Exercise goal ▸ Copy out the entries below in full and exactly.

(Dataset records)
◇ ◇ ◇ ◇ ◇
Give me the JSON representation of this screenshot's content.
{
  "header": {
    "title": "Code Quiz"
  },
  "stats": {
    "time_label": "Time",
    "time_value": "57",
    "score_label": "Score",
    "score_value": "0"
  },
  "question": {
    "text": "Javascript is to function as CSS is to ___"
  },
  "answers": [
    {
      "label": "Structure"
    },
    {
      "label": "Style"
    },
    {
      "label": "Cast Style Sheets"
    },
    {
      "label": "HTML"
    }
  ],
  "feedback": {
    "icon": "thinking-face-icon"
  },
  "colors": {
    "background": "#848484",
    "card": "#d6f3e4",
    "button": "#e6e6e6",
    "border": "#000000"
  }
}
◇ ◇ ◇ ◇ ◇
Full response ▸
Give me the JSON representation of this screenshot's content.
{
  "header": {
    "title": "Code Quiz"
  },
  "stats": {
    "time_label": "Time",
    "time_value": "57",
    "score_label": "Score",
    "score_value": "0"
  },
  "question": {
    "text": "Javascript is to function as CSS is to ___"
  },
  "answers": [
    {
      "label": "Structure"
    },
    {
      "label": "Style"
    },
    {
      "label": "Cast Style Sheets"
    },
    {
      "label": "HTML"
    }
  ],
  "feedback": {
    "icon": "thinking-face-icon"
  },
  "colors": {
    "background": "#848484",
    "card": "#d6f3e4",
    "button": "#e6e6e6",
    "border": "#000000"
  }
}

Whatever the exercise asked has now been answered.